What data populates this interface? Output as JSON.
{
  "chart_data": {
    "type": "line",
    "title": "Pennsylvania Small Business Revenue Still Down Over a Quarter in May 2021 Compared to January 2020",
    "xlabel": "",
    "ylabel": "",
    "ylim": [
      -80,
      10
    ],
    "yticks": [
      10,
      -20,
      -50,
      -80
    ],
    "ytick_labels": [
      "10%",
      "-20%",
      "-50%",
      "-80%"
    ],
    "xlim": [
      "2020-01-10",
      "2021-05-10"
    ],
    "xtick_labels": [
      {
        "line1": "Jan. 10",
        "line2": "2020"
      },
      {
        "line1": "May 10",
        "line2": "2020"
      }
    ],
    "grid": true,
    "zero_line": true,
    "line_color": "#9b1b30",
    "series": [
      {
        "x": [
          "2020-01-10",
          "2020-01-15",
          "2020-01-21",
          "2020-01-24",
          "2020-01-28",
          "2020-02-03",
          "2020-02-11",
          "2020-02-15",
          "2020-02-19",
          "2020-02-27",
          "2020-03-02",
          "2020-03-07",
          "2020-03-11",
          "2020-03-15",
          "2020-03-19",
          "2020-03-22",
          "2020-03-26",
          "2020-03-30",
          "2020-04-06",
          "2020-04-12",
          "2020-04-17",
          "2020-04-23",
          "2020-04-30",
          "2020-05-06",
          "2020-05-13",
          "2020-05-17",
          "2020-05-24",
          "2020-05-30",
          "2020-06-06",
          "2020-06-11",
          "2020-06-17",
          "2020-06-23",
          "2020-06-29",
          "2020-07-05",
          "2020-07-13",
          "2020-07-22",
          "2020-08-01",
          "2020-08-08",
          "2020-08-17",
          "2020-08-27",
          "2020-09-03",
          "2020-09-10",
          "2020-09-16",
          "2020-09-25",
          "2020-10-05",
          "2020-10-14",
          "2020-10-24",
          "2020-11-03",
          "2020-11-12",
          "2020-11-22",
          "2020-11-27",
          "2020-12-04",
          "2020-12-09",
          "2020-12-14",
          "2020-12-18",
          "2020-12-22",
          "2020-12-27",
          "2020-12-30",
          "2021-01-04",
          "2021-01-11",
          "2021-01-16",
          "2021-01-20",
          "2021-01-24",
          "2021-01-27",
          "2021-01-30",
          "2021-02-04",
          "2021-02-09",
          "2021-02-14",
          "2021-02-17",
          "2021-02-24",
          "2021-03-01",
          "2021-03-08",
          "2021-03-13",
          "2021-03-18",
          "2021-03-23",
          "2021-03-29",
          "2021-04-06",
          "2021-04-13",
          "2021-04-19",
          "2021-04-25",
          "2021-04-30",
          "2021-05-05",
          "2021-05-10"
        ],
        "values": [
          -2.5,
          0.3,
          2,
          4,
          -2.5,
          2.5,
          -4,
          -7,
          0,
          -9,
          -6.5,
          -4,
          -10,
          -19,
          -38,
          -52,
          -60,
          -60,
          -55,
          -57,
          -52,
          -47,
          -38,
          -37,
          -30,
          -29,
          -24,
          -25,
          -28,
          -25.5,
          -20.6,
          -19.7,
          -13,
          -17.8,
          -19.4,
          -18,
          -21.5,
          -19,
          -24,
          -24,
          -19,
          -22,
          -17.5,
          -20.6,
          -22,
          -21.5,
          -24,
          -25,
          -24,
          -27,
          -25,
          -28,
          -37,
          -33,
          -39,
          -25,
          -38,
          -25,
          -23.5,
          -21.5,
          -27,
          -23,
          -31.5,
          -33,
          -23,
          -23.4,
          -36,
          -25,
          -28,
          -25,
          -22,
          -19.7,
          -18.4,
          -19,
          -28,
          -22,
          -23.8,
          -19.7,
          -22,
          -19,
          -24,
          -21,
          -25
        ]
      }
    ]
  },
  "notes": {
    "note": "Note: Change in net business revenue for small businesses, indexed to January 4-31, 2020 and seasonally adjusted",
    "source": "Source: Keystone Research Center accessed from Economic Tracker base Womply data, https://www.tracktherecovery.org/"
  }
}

» **Task goal**
Give all the records again. Match them exactly.

» **Final result**
What data populates this interface? Output as JSON.
{
  "chart_data": {
    "type": "line",
    "title": "Pennsylvania Small Business Revenue Still Down Over a Quarter in May 2021 Compared to January 2020",
    "xlabel": "",
    "ylabel": "",
    "ylim": [
      -80,
      10
    ],
    "yticks": [
      10,
      -20,
      -50,
      -80
    ],
    "ytick_labels": [
      "10%",
      "-20%",
      "-50%",
      "-80%"
    ],
    "xlim": [
      "2020-01-10",
      "2021-05-10"
    ],
    "xtick_labels": [
      {
        "line1": "Jan. 10",
        "line2": "2020"
      },
      {
        "line1": "May 10",
        "line2": "2020"
      }
    ],
    "grid": true,
    "zero_line": true,
    "line_color": "#9b1b30",
    "series": [
      {
        "x": [
          "2020-01-10",
          "2020-01-15",
          "2020-01-21",
          "2020-01-24",
          "2020-01-28",
          "2020-02-03",
          "2020-02-11",
          "2020-02-15",
          "2020-02-19",
          "2020-02-27",
          "2020-03-02",
          "2020-03-07",
          "2020-03-11",
          "2020-03-15",
          "2020-03-19",
          "2020-03-22",
          "2020-03-26",
          "2020-03-30",
          "2020-04-06",
          "2020-04-12",
          "2020-04-17",
          "2020-04-23",
          "2020-04-30",
          "2020-05-06",
          "2020-05-13",
          "2020-05-17",
          "2020-05-24",
          "2020-05-30",
          "2020-06-06",
          "2020-06-11",
          "2020-06-17",
          "2020-06-23",
          "2020-06-29",
          "2020-07-05",
          "2020-07-13",
          "2020-07-22",
          "2020-08-01",
          "2020-08-08",
          "2020-08-17",
          "2020-08-27",
          "2020-09-03",
          "2020-09-10",
          "2020-09-16",
          "2020-09-25",
          "2020-10-05",
          "2020-10-14",
          "2020-10-24",
          "2020-11-03",
          "2020-11-12",
          "2020-11-22",
          "2020-11-27",
          "2020-12-04",
          "2020-12-09",
          "2020-12-14",
          "2020-12-18",
          "2020-12-22",
          "2020-12-27",
          "2020-12-30",
          "2021-01-04",
          "2021-01-11",
          "2021-01-16",
          "2021-01-20",
          "2021-01-24",
          "2021-01-27",
          "2021-01-30",
          "2021-02-04",
          "2021-02-09",
          "2021-02-14",
          "2021-02-17",
          "2021-02-24",
          "2021-03-01",
          "2021-03-08",
          "2021-03-13",
          "2021-03-18",
          "2021-03-23",
          "2021-03-29",
          "2021-04-06",
          "2021-04-13",
          "2021-04-19",
          "2021-04-25",
          "2021-04-30",
          "2021-05-05",
          "2021-05-10"
        ],
        "values": [
          -2.5,
          0.3,
          2,
          4,
          -2.5,
          2.5,
          -4,
          -7,
          0,
          -9,
          -6.5,
          -4,
          -10,
          -19,
          -38,
          -52,
          -60,
          -60,
          -55,
          -57,
          -52,
          -47,
          -38,
          -37,
          -30,
          -29,
          -24,
          -25,
          -28,
          -25.5,
          -20.6,
          -19.7,
          -13,
          -17.8,
          -19.4,
          -18,
          -21.5,
          -19,
          -24,
          -24,
          -19,
          -22,
          -17.5,
          -20.6,
          -22,
          -21.5,
          -24,
          -25,
          -24,
          -27,
          -25,
          -28,
          -37,
          -33,
          -39,
          -25,
          -38,
          -25,
          -23.5,
          -21.5,
          -27,
          -23,
          -31.5,
          -33,
          -23,
          -23.4,
          -36,
          -25,
          -28,
          -25,
          -22,
          -19.7,
          -18.4,
          -19,
          -28,
          -22,
          -23.8,
          -19.7,
          -22,
          -19,
          -24,
          -21,
          -25
        ]
      }
    ]
  },
  "notes": {
    "note": "Note: Change in net business revenue for small businesses, indexed to January 4-31, 2020 and seasonally adjusted",
    "source": "Source: Keystone Research Center accessed from Economic Tracker base Womply data, https://www.tracktherecovery.org/"
  }
}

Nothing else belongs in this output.